**Objective**
Lines holding the string "subtitle" are the ones to copy; find them all in the data.

[Figure collection entries]
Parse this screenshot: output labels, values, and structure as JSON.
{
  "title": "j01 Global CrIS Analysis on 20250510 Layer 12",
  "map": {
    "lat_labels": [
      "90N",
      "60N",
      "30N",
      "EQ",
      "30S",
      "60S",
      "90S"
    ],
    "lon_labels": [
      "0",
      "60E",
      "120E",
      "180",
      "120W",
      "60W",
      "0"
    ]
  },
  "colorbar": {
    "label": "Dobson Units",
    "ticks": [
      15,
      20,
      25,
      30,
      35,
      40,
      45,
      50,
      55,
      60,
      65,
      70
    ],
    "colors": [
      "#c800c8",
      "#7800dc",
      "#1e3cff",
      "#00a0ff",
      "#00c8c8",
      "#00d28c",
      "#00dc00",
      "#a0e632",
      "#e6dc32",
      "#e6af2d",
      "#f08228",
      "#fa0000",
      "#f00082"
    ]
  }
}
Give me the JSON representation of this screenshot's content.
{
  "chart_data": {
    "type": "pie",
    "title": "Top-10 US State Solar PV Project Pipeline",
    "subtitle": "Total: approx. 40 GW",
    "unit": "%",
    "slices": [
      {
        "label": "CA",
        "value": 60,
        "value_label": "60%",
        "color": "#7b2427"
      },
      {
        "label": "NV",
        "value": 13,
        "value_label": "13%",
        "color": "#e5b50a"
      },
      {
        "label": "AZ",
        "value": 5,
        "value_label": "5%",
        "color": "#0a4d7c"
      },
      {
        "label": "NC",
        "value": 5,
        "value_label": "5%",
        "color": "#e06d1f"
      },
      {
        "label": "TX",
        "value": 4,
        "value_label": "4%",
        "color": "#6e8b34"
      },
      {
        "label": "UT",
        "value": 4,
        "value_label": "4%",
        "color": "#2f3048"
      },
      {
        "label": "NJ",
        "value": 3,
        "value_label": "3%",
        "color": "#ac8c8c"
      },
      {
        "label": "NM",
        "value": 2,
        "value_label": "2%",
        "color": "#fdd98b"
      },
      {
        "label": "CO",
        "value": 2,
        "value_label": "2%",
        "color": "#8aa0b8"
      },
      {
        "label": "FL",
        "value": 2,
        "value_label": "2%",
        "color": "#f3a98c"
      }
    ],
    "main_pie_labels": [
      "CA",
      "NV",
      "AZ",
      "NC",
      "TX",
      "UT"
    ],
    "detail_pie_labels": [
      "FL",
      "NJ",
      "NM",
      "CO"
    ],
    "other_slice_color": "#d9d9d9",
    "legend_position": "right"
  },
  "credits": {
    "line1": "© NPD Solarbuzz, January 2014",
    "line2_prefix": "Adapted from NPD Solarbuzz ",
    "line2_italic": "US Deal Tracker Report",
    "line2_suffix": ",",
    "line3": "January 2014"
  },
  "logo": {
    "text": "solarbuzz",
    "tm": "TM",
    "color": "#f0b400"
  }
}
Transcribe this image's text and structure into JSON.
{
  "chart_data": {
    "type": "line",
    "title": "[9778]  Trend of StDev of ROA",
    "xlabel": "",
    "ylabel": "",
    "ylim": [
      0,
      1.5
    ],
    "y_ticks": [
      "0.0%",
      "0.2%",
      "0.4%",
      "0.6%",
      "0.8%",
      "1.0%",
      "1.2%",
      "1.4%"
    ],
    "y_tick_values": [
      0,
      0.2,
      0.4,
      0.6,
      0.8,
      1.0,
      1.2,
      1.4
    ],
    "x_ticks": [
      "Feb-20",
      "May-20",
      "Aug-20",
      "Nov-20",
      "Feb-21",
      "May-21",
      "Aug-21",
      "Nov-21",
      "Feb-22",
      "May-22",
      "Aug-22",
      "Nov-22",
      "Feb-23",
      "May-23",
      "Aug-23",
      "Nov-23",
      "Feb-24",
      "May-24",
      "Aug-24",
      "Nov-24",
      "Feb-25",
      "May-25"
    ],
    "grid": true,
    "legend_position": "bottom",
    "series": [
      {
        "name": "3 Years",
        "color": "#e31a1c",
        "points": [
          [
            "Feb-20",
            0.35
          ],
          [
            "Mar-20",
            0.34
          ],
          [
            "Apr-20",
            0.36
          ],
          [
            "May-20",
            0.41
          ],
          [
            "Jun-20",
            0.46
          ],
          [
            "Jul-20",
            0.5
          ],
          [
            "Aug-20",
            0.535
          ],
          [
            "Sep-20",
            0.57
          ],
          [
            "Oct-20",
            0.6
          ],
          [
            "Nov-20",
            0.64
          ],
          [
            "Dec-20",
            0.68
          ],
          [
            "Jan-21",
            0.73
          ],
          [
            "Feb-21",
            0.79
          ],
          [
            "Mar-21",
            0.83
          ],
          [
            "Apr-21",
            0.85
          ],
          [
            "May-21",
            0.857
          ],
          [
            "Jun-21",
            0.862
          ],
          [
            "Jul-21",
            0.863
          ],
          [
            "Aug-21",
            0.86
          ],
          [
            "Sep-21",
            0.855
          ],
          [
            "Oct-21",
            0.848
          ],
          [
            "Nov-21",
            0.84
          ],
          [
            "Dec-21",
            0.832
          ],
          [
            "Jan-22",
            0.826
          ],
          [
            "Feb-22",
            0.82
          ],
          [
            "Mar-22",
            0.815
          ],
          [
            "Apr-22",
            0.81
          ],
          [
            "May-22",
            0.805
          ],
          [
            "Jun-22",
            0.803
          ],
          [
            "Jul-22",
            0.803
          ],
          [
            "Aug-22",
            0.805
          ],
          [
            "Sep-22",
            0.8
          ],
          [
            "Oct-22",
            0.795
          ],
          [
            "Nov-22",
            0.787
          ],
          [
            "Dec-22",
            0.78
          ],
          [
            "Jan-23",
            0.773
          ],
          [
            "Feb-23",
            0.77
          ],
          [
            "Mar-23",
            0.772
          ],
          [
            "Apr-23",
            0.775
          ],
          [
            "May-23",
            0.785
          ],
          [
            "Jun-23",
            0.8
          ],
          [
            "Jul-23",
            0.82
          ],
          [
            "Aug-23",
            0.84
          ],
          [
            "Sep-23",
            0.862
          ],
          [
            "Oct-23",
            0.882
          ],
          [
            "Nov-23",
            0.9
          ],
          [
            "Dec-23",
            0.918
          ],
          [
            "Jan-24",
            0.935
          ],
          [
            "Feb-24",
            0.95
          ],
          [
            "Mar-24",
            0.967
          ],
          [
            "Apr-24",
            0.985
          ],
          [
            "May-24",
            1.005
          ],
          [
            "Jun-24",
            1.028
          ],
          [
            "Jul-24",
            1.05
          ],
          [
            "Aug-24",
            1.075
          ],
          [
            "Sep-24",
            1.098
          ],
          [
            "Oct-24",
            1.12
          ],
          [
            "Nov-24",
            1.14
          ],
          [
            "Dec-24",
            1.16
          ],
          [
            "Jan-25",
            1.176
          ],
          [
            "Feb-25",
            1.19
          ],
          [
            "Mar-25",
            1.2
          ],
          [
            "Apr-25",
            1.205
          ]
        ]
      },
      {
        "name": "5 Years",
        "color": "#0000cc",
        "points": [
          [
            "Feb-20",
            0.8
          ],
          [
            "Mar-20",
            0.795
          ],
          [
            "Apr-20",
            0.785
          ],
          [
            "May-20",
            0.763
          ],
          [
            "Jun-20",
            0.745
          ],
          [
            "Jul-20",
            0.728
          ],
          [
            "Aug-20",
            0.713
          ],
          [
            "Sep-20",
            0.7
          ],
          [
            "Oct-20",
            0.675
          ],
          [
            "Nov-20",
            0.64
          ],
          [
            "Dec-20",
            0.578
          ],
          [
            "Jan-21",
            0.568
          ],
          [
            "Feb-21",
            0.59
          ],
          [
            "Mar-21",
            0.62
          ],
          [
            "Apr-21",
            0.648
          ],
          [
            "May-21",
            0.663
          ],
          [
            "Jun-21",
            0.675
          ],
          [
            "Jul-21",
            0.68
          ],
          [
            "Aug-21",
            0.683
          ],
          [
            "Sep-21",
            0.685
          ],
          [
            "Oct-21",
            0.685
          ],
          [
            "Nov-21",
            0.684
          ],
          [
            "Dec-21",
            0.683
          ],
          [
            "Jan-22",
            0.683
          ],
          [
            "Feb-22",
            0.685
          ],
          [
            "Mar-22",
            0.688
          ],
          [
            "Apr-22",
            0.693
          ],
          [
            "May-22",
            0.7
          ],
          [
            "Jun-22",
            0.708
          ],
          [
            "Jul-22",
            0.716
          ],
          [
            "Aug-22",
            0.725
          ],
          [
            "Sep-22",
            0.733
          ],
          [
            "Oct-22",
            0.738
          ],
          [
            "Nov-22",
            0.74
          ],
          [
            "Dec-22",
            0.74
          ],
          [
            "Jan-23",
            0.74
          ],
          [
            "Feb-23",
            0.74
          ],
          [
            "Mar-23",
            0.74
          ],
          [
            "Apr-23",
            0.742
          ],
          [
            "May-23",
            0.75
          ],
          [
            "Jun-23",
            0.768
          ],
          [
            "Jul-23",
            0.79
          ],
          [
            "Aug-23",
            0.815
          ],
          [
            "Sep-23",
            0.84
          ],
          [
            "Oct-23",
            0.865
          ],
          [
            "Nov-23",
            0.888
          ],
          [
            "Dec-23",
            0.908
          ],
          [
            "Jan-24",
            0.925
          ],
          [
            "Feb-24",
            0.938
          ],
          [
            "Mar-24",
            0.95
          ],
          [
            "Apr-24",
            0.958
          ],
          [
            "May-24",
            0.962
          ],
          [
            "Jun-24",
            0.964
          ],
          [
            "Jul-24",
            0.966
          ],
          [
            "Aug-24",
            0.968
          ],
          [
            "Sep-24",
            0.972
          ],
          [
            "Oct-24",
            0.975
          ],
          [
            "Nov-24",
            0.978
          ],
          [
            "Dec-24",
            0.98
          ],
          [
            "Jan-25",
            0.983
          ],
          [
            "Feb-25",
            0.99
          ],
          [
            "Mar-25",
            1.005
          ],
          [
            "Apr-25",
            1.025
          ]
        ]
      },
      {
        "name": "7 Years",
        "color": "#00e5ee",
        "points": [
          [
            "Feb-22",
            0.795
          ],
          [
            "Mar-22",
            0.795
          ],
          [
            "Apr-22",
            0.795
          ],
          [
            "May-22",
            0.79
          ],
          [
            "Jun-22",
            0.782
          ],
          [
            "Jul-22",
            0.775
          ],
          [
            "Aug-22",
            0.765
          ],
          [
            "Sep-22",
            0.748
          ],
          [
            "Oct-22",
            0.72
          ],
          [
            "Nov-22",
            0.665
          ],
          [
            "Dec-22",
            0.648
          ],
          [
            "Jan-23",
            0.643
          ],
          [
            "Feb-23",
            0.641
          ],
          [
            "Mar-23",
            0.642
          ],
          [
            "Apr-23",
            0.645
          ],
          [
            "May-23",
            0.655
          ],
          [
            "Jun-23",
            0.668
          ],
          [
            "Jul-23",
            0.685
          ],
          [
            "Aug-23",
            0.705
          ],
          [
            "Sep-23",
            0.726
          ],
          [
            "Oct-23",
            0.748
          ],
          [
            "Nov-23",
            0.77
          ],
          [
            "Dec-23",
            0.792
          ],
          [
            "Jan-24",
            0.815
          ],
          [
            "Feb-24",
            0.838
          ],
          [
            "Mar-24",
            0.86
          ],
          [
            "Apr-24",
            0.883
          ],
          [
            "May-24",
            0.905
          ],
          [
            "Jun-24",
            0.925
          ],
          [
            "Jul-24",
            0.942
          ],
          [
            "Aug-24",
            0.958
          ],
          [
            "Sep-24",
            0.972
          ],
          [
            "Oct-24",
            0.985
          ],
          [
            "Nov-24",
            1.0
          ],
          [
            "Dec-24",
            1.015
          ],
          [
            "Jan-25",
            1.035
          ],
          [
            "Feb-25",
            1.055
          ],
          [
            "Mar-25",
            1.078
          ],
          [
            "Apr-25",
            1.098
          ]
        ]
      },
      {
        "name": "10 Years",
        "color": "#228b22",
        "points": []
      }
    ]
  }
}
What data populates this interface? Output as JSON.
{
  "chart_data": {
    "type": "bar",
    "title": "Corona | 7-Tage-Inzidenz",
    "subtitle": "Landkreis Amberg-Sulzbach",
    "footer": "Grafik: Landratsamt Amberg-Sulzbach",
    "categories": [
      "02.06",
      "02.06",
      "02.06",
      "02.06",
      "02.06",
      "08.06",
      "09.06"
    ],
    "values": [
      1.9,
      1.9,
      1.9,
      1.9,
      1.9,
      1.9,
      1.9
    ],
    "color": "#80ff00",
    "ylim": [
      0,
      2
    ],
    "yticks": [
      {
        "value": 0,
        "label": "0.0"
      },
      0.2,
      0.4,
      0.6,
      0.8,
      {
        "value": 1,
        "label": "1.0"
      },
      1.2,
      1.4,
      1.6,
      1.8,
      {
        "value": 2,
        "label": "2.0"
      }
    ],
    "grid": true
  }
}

**The output**
    "subtitle": "Total: approx. 40 GW",
    "subtitle": "Landkreis Amberg-Sulzbach",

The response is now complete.